Большой театр тоже решил подвести итоги и одновременно сделать на их основе некий «вывод», проверить классику современным прочтением. В Москве прошел Международный фестиваль балета «Век "Весны священной" - век модернизма», куратором которого выступил Павел Гершензон. Длился он без малого месяц: с последних чисел марта по вторую треть апреля. В программу вошли постановки Вацлава Нижинского (1913), Мориса Бежара (1959) и Пины Бауш (1975). Каждая из этих версий была центрообразующей для своего времени, в каждой отразились противоречия и больные вопросы эпохи, в каждой -свой «сакральный» смысл. Также в рамках фестиваля состоялась столичная премьера «Весны священной» (2013) - собственная версия Большого театра, сделанная Татьяной Багановой, хореографом и танцовщицей екатеринбургского театра «Провинциальные танцы».
Фестиваль дал уникальную возможность увидеть на Новой сцене Большого «Весну священную» в оригинальном исполнении Bejart Ballet Lausanne - компании, которую создал Морис Бежар, и Tanztheater Wuppertal Пины Бауш. Серьезную работу - реконструкцию балета Нижинского - проделал Финский Национальный балет.
Кроме балета, вынесенного в название фестиваля, в программу вошли премьерный спектакль «Квартира»: шведский хореограф Матс Эк сделал его с артистами Большого театра. Правда, и здесь есть отсылка к балету Стравинского: Эк - автор значимой версии «Весны священной» 80-х. И еще фестивальная афиша включила несколько одноактных балетов. Швейцарская компания показала балеты Бежара «Кантата 51» и «Приношение Стравинскому» и постановку Жиля Романа «Синкопа». Финны представили балет Иржи Килиана «Bella Figura» и балет Йормы Эло «Double Evil». Но все же основной интерес оказался сосредоточен вокруг сценической истории партитуры Стравинского.

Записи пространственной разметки
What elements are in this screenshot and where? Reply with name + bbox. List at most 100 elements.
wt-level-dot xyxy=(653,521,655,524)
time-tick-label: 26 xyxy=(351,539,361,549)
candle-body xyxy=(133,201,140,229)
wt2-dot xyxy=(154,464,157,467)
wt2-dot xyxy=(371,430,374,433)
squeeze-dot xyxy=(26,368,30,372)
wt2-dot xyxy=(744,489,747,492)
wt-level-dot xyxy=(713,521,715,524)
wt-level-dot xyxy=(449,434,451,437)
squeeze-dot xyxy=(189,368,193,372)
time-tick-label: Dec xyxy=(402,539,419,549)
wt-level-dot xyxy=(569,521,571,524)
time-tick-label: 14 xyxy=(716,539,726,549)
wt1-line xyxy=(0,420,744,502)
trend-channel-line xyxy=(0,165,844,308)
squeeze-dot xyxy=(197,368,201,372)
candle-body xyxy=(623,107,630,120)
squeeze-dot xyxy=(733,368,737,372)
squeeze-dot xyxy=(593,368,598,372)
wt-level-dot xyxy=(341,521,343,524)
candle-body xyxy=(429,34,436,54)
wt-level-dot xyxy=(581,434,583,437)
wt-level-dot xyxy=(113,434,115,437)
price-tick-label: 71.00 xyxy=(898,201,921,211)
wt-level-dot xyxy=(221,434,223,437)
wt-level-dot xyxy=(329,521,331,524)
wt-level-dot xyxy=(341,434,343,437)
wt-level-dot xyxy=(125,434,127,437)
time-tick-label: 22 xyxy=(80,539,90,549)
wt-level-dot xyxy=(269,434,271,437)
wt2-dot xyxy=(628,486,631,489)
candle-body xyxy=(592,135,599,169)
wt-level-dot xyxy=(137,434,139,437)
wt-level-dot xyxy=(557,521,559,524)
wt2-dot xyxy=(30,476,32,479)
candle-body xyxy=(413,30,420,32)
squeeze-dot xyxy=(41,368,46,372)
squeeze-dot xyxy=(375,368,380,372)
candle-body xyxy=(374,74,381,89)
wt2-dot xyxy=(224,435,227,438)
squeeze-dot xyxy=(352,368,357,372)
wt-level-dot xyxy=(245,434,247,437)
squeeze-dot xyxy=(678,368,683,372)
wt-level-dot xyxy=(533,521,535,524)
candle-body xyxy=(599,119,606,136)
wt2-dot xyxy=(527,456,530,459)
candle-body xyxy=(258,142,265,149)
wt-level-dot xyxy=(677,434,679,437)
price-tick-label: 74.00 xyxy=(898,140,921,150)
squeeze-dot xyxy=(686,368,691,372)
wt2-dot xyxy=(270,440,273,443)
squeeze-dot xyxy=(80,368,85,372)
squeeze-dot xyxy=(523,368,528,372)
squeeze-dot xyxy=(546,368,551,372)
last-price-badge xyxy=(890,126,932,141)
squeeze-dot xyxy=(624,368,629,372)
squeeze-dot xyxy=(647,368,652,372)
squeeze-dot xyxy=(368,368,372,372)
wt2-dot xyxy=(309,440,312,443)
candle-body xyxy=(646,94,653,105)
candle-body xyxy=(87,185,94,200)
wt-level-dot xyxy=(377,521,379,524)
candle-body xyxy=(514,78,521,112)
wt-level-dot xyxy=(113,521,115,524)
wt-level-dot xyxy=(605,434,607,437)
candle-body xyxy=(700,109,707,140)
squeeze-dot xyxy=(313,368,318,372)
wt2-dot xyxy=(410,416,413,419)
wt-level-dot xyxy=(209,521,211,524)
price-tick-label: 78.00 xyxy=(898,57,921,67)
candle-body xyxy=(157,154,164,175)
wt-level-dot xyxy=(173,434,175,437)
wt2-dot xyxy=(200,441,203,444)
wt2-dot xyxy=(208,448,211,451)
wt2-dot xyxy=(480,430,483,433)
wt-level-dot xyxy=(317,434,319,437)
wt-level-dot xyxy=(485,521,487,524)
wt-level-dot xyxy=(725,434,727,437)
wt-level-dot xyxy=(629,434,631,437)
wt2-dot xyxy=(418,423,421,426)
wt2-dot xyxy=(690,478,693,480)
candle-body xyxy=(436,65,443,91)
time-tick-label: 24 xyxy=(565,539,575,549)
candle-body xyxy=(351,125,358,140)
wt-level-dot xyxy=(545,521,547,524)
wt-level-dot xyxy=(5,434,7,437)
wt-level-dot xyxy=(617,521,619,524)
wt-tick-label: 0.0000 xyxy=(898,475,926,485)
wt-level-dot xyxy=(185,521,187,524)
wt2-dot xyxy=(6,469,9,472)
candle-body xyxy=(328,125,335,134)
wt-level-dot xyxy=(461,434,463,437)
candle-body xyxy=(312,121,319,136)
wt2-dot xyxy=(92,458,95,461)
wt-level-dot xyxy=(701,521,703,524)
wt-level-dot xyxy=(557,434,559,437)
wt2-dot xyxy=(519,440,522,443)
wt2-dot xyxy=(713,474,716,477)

▸ Что нужно сделать
Верни дословно часть фрагмента о фестивале балета в Большом театре, начиная со слов «Кроме балета, вынесенного» и заканчивая словами «истории партитуры Стравинского.».

▸ Результат задания
Кроме балета, вынесенного в название фестиваля, в программу вошли премьерный спектакль «Квартира»: шведский хореограф Матс Эк сделал его с артистами Большого театра. Правда, и здесь есть отсылка к балету Стравинского: Эк - автор значимой версии «Весны священной» 80-х. И еще фестивальная афиша включила несколько одноактных балетов. Швейцарская компания показала балеты Бежара «Кантата 51» и «Приношение Стравинскому» и постановку Жиля Романа «Синкопа». Финны представили балет Иржи Килиана «Bella Figura» и балет Йормы Эло «Double Evil». Но все же основной интерес оказался сосредоточен вокруг сценической истории партитуры Стравинского.